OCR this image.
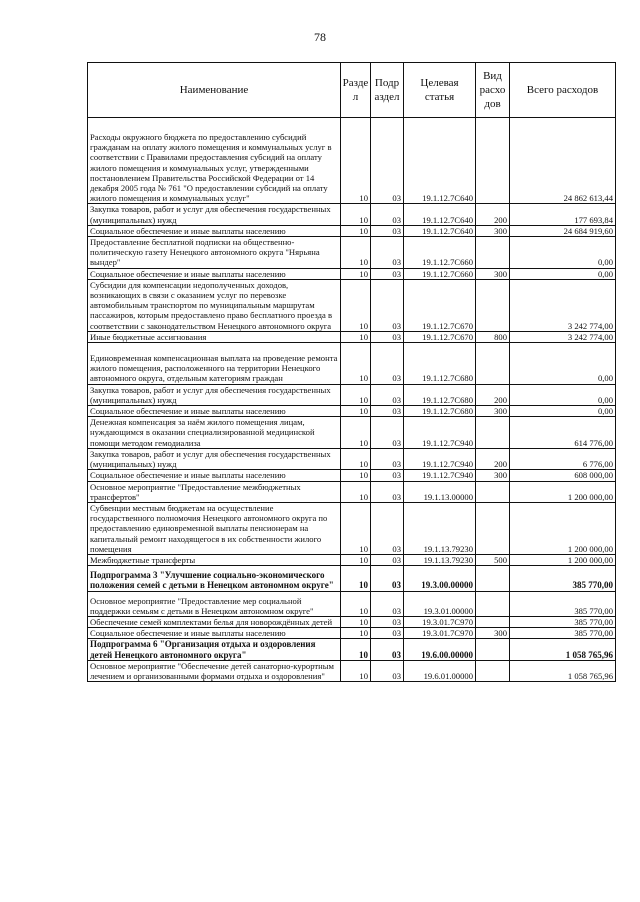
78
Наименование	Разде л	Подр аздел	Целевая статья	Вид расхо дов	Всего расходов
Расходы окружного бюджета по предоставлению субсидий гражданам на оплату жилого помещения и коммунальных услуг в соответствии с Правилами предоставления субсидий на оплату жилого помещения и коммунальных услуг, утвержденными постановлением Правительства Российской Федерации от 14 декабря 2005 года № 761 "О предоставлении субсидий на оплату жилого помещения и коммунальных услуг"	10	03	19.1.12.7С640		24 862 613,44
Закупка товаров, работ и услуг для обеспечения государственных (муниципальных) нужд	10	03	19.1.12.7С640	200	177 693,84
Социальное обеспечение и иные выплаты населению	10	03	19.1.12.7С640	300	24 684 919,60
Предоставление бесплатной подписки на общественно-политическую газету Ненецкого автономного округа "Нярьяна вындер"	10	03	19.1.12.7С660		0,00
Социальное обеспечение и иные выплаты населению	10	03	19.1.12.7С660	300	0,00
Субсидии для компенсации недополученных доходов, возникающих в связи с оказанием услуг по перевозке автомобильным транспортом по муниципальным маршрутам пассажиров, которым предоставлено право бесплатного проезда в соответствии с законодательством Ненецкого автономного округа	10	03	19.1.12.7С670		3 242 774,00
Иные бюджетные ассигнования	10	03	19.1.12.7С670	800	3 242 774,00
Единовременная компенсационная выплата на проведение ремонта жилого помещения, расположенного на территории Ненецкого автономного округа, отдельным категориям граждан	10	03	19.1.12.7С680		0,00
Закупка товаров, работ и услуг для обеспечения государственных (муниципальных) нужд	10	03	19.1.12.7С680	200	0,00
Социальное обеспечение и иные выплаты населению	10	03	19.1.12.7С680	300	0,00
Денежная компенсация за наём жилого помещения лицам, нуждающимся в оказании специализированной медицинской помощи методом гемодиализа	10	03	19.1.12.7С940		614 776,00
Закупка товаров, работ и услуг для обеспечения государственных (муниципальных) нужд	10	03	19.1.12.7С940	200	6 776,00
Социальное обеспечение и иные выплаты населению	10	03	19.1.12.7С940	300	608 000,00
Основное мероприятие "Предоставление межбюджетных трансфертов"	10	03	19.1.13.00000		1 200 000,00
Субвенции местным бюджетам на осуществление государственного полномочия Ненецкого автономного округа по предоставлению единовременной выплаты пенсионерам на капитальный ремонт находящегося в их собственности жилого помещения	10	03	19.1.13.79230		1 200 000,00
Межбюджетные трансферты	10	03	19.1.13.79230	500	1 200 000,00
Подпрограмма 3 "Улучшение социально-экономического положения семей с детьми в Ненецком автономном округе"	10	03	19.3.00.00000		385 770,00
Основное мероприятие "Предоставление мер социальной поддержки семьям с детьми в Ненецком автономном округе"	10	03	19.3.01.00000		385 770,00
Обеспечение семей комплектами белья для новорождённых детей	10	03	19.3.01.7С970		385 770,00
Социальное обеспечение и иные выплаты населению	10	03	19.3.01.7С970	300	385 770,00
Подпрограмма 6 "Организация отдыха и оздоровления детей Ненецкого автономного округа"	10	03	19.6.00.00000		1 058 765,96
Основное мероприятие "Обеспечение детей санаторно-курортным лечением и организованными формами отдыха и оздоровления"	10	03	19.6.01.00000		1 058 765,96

---

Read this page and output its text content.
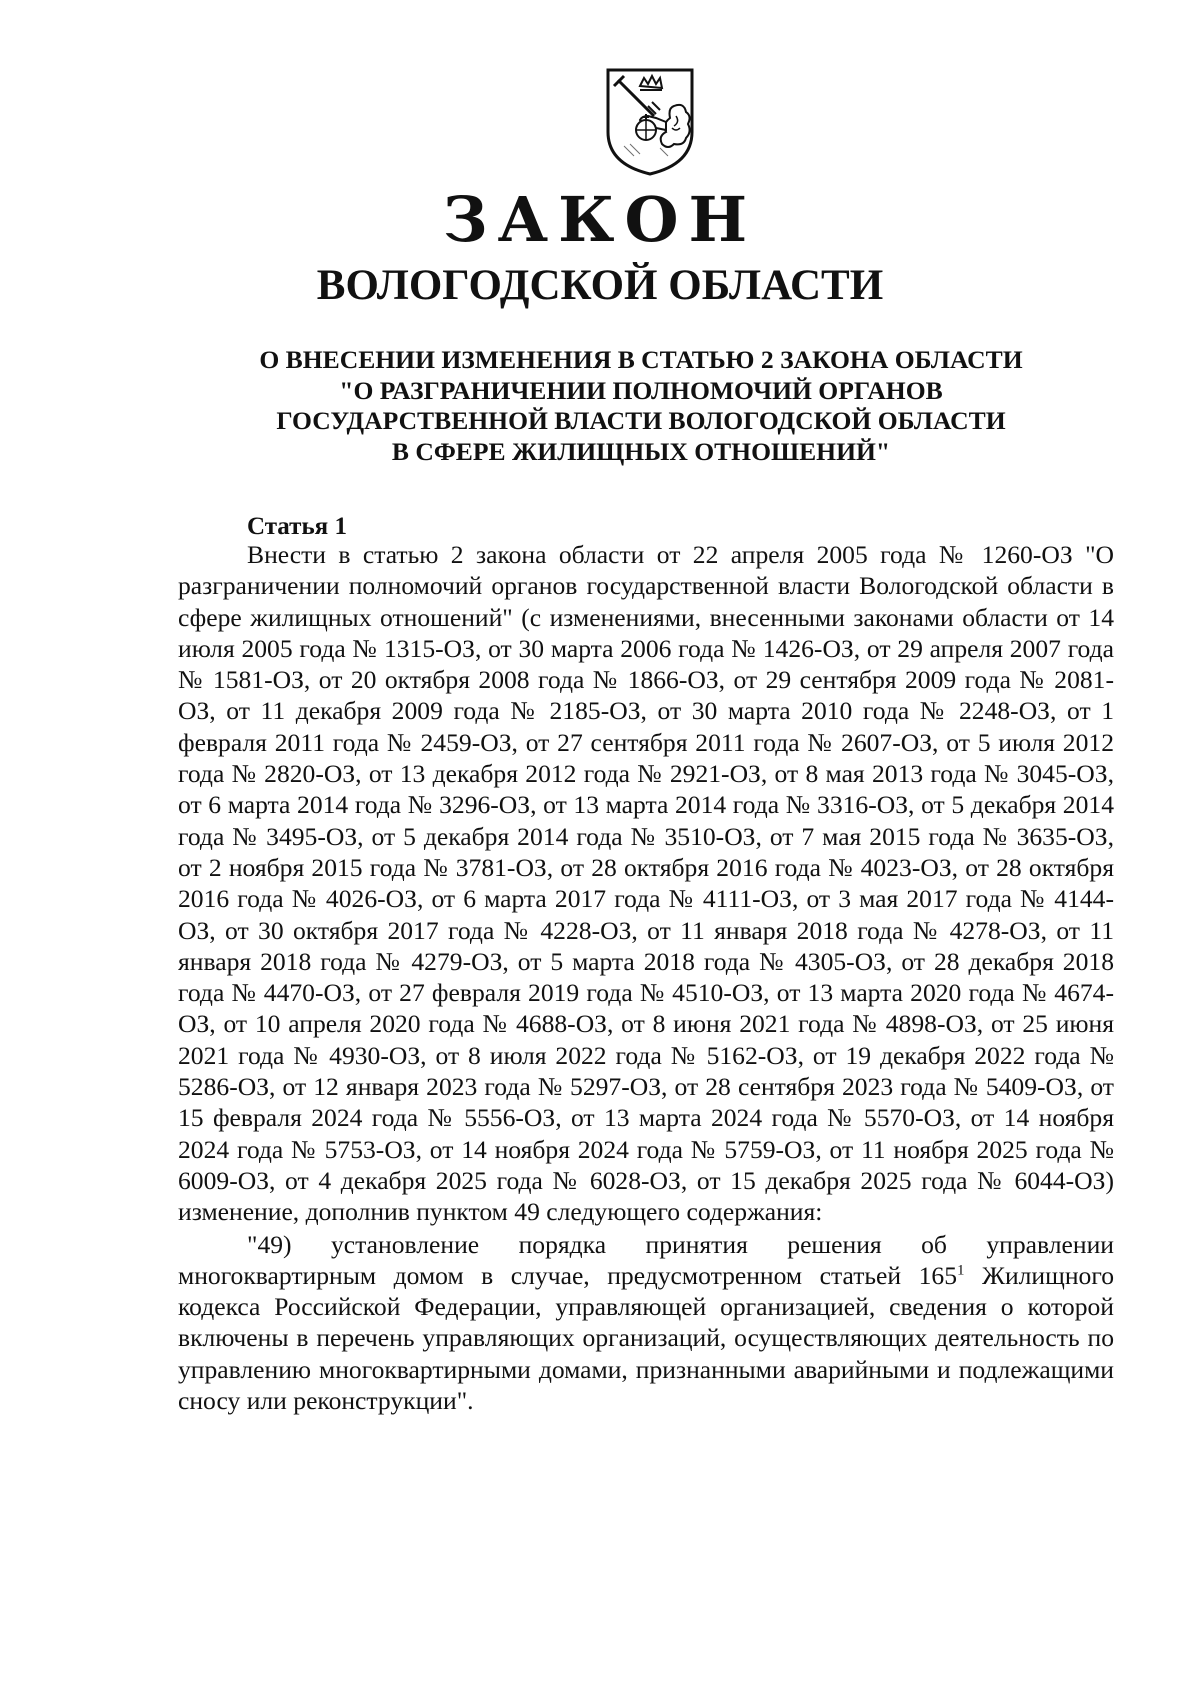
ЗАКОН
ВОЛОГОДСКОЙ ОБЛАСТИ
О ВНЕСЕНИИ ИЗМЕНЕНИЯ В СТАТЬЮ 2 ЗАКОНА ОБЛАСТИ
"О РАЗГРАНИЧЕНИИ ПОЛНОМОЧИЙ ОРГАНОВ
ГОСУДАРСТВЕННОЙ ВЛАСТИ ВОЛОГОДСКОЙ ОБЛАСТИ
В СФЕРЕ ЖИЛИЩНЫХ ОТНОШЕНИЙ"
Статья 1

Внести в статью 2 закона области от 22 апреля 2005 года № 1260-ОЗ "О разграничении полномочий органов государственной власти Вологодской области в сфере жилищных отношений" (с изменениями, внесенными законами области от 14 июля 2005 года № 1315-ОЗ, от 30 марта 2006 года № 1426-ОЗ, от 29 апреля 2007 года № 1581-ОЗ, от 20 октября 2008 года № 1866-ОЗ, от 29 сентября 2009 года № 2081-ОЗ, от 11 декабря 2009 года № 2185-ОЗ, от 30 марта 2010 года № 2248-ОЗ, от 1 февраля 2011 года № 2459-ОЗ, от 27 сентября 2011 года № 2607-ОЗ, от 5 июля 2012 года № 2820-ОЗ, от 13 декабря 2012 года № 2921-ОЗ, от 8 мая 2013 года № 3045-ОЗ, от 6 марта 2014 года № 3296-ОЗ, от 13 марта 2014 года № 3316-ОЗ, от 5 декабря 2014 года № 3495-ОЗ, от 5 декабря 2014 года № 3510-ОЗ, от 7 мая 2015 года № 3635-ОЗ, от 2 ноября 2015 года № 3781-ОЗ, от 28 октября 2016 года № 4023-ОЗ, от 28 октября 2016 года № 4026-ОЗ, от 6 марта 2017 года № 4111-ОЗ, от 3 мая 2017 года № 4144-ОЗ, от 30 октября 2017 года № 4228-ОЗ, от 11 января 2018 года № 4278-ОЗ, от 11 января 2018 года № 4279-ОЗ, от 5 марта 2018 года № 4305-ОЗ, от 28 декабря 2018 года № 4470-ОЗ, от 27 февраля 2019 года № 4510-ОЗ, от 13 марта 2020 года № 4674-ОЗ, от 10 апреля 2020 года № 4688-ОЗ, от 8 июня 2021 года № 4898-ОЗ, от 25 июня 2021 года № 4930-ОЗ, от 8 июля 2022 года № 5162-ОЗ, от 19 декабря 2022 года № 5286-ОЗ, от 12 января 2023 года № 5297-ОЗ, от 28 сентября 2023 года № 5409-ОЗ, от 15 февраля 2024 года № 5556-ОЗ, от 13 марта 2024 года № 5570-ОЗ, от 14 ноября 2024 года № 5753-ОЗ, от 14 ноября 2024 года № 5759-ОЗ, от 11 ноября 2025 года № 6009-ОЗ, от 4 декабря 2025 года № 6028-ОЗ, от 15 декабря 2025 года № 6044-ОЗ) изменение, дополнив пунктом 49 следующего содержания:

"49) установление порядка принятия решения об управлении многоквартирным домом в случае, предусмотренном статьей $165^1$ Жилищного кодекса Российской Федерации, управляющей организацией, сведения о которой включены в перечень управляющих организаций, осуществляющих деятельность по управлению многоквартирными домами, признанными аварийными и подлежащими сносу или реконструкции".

• TASK REQUIREMENTS:
State the number of lines in the preceding entries that include the word "предоставлению". Provide nothing else.

• COMPLETED TASK:
2